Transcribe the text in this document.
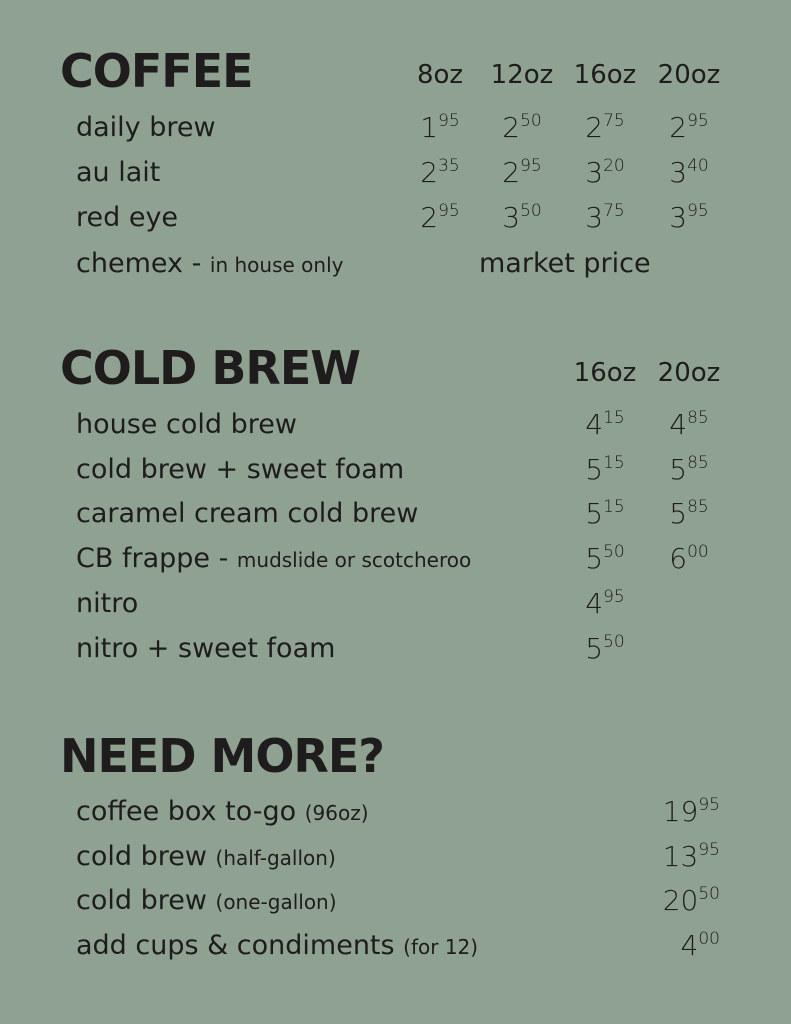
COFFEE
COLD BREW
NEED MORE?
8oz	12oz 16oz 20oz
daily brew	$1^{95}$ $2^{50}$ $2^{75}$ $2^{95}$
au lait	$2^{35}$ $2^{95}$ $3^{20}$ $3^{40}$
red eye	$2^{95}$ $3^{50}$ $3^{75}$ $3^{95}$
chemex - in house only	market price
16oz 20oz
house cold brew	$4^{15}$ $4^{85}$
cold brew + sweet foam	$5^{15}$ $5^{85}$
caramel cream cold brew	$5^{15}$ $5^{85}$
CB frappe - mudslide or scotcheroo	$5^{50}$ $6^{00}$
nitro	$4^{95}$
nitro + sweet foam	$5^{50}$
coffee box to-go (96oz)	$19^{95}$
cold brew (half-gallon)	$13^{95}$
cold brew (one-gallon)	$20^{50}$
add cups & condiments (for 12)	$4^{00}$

----------------

*What you are asked to do*
Restate the whole of the material word for word without the pictures.

*In response*
Transcribe the text in this document.
COFFEE
COLD BREW
NEED MORE?
8oz	12oz 16oz 20oz
daily brew	$1^{95}$ $2^{50}$ $2^{75}$ $2^{95}$
au lait	$2^{35}$ $2^{95}$ $3^{20}$ $3^{40}$
red eye	$2^{95}$ $3^{50}$ $3^{75}$ $3^{95}$
chemex - in house only	market price
16oz 20oz
house cold brew	$4^{15}$ $4^{85}$
cold brew + sweet foam	$5^{15}$ $5^{85}$
caramel cream cold brew	$5^{15}$ $5^{85}$
CB frappe - mudslide or scotcheroo	$5^{50}$ $6^{00}$
nitro	$4^{95}$
nitro + sweet foam	$5^{50}$
coffee box to-go (96oz)	$19^{95}$
cold brew (half-gallon)	$13^{95}$
cold brew (one-gallon)	$20^{50}$
add cups & condiments (for 12)	$4^{00}$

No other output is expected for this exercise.